Stored items from a collection:
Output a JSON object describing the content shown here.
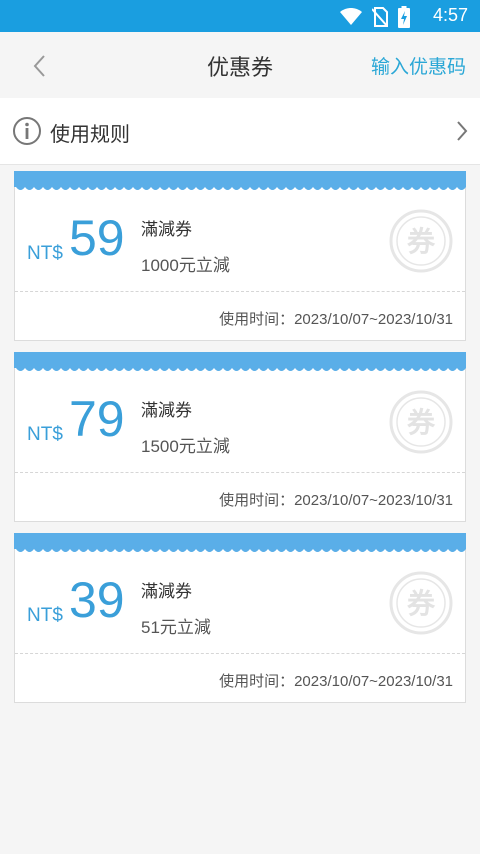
{
  "status_bar": {
    "time": "4:57"
  },
  "header": {
    "title": "优惠券",
    "action_label": "输入优惠码"
  },
  "rules": {
    "label": "使用规则"
  },
  "coupons": [
    {
      "currency": "NT$",
      "amount": "59",
      "type": "滿減券",
      "desc": "1000元立減",
      "date_label": "使用时间：",
      "date_range": "2023/10/07~2023/10/31",
      "stamp": "券"
    },
    {
      "currency": "NT$",
      "amount": "79",
      "type": "滿減券",
      "desc": "1500元立減",
      "date_label": "使用时间：",
      "date_range": "2023/10/07~2023/10/31",
      "stamp": "券"
    },
    {
      "currency": "NT$",
      "amount": "39",
      "type": "滿減券",
      "desc": "51元立減",
      "date_label": "使用时间：",
      "date_range": "2023/10/07~2023/10/31",
      "stamp": "券"
    }
  ],
  "colors": {
    "accent": "#3a9fd9",
    "status_bar": "#1a9ee0",
    "wave": "#5aaee8",
    "stamp": "#e6e6e6"
  },
  "icons": {
    "back": "chevron-left-icon",
    "info": "info-icon",
    "rules_chevron": "chevron-right-icon",
    "wifi": "wifi-icon",
    "no_sim": "no-sim-icon",
    "battery": "battery-charging-icon"
  }
}
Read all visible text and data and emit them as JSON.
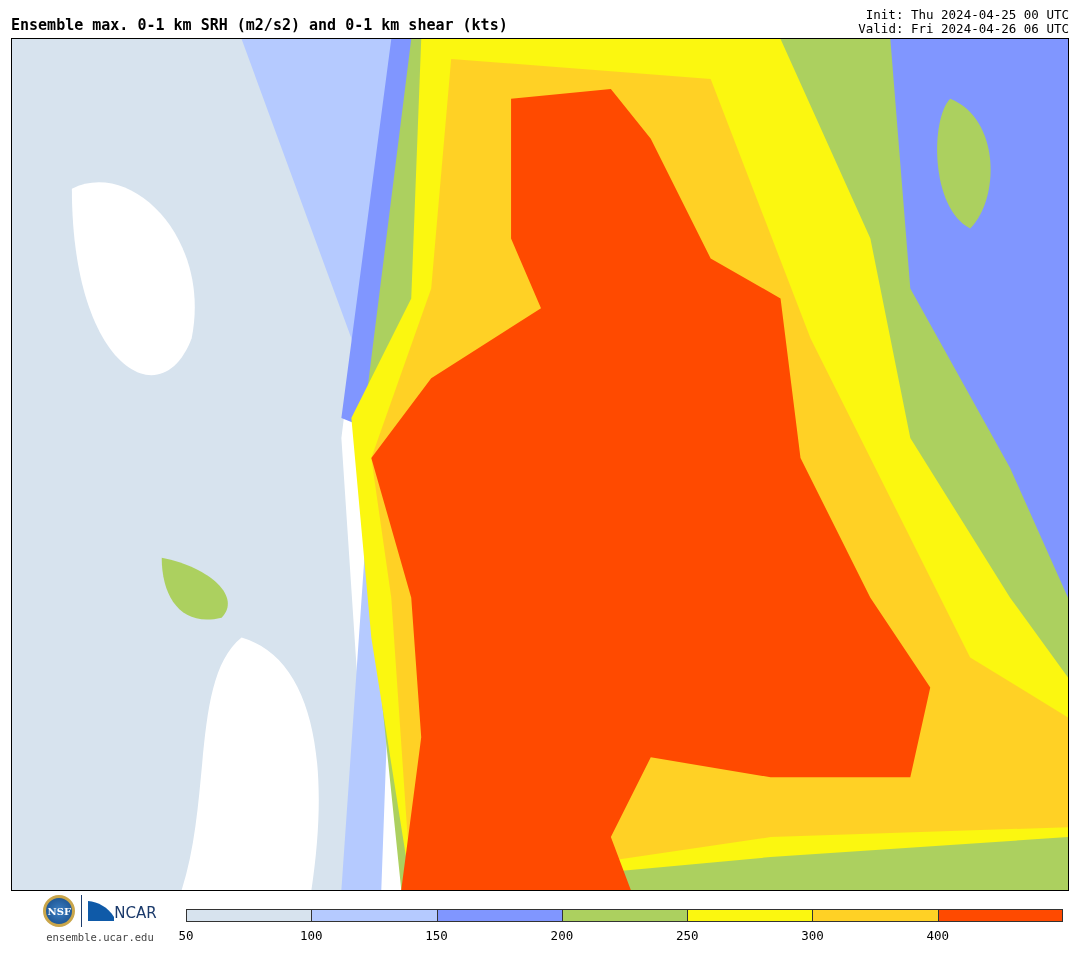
{
  "header": {
    "title": "Ensemble max. 0-1 km SRH (m2/s2) and 0-1 km shear (kts)",
    "init": "Init: Thu 2024-04-25 00 UTC",
    "valid": "Valid: Fri 2024-04-26 06 UTC"
  },
  "legend": {
    "bins": [
      {
        "color": "#d7e3ee",
        "label": "50"
      },
      {
        "color": "#b5caff",
        "label": "100"
      },
      {
        "color": "#8096ff",
        "label": "150"
      },
      {
        "color": "#acd05f",
        "label": "200"
      },
      {
        "color": "#fbf710",
        "label": "250"
      },
      {
        "color": "#ffd125",
        "label": "300"
      },
      {
        "color": "#ff4a00",
        "label": "400"
      }
    ]
  },
  "footer": {
    "seal": "NSF",
    "brand": "NCAR",
    "site": "ensemble.ucar.edu"
  }
}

REQUIRED WORK:
Please repeat the entries exactly. Do not include the pictures.

CORRECT OUTPUT:
Output a JSON object describing the content shown here.
{
  "status_bar": {
    "time": "4:57"
  },
  "header": {
    "title": "优惠券",
    "action_label": "输入优惠码"
  },
  "rules": {
    "label": "使用规则"
  },
  "coupons": [
    {
      "currency": "NT$",
      "amount": "59",
      "type": "滿減券",
      "desc": "1000元立減",
      "date_label": "使用时间：",
      "date_range": "2023/10/07~2023/10/31",
      "stamp": "券"
    },
    {
      "currency": "NT$",
      "amount": "79",
      "type": "滿減券",
      "desc": "1500元立減",
      "date_label": "使用时间：",
      "date_range": "2023/10/07~2023/10/31",
      "stamp": "券"
    },
    {
      "currency": "NT$",
      "amount": "39",
      "type": "滿減券",
      "desc": "51元立減",
      "date_label": "使用时间：",
      "date_range": "2023/10/07~2023/10/31",
      "stamp": "券"
    }
  ],
  "colors": {
    "accent": "#3a9fd9",
    "status_bar": "#1a9ee0",
    "wave": "#5aaee8",
    "stamp": "#e6e6e6"
  },
  "icons": {
    "back": "chevron-left-icon",
    "info": "info-icon",
    "rules_chevron": "chevron-right-icon",
    "wifi": "wifi-icon",
    "no_sim": "no-sim-icon",
    "battery": "battery-charging-icon"
  }
}
Read all visible text and data and emit them as JSON.
{
  "header": {
    "title": "Ensemble max. 0-1 km SRH (m2/s2) and 0-1 km shear (kts)",
    "init": "Init: Thu 2024-04-25 00 UTC",
    "valid": "Valid: Fri 2024-04-26 06 UTC"
  },
  "legend": {
    "bins": [
      {
        "color": "#d7e3ee",
        "label": "50"
      },
      {
        "color": "#b5caff",
        "label": "100"
      },
      {
        "color": "#8096ff",
        "label": "150"
      },
      {
        "color": "#acd05f",
        "label": "200"
      },
      {
        "color": "#fbf710",
        "label": "250"
      },
      {
        "color": "#ffd125",
        "label": "300"
      },
      {
        "color": "#ff4a00",
        "label": "400"
      }
    ]
  },
  "footer": {
    "seal": "NSF",
    "brand": "NCAR",
    "site": "ensemble.ucar.edu"
  }
}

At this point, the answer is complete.